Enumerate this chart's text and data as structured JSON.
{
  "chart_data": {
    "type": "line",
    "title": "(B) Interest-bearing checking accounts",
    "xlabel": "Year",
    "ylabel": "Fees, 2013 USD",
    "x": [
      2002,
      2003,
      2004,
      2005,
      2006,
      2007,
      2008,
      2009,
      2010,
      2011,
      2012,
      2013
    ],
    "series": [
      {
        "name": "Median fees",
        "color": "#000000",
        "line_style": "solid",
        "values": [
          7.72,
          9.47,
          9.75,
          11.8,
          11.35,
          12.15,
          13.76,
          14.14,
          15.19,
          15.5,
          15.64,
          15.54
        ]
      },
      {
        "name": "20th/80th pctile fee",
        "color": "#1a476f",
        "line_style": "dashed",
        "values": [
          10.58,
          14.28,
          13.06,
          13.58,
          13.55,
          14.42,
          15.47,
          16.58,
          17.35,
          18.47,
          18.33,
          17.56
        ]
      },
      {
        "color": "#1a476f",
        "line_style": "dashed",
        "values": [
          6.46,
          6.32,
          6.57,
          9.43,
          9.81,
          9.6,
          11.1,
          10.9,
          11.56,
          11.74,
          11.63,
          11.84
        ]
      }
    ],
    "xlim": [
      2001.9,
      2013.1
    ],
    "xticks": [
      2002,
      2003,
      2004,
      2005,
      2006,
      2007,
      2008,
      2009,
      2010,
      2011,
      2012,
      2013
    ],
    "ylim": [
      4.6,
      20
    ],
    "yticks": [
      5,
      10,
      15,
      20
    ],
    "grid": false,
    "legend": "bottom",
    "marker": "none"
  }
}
━━━━━━━━━━━━━━━━
== Task instructions ==
Type out the full listing again, exactly as given.

== Solution for this task ==
Enumerate this chart's text and data as structured JSON.
{
  "chart_data": {
    "type": "line",
    "title": "(B) Interest-bearing checking accounts",
    "xlabel": "Year",
    "ylabel": "Fees, 2013 USD",
    "x": [
      2002,
      2003,
      2004,
      2005,
      2006,
      2007,
      2008,
      2009,
      2010,
      2011,
      2012,
      2013
    ],
    "series": [
      {
        "name": "Median fees",
        "color": "#000000",
        "line_style": "solid",
        "values": [
          7.72,
          9.47,
          9.75,
          11.8,
          11.35,
          12.15,
          13.76,
          14.14,
          15.19,
          15.5,
          15.64,
          15.54
        ]
      },
      {
        "name": "20th/80th pctile fee",
        "color": "#1a476f",
        "line_style": "dashed",
        "values": [
          10.58,
          14.28,
          13.06,
          13.58,
          13.55,
          14.42,
          15.47,
          16.58,
          17.35,
          18.47,
          18.33,
          17.56
        ]
      },
      {
        "color": "#1a476f",
        "line_style": "dashed",
        "values": [
          6.46,
          6.32,
          6.57,
          9.43,
          9.81,
          9.6,
          11.1,
          10.9,
          11.56,
          11.74,
          11.63,
          11.84
        ]
      }
    ],
    "xlim": [
      2001.9,
      2013.1
    ],
    "xticks": [
      2002,
      2003,
      2004,
      2005,
      2006,
      2007,
      2008,
      2009,
      2010,
      2011,
      2012,
      2013
    ],
    "ylim": [
      4.6,
      20
    ],
    "yticks": [
      5,
      10,
      15,
      20
    ],
    "grid": false,
    "legend": "bottom",
    "marker": "none"
  }
}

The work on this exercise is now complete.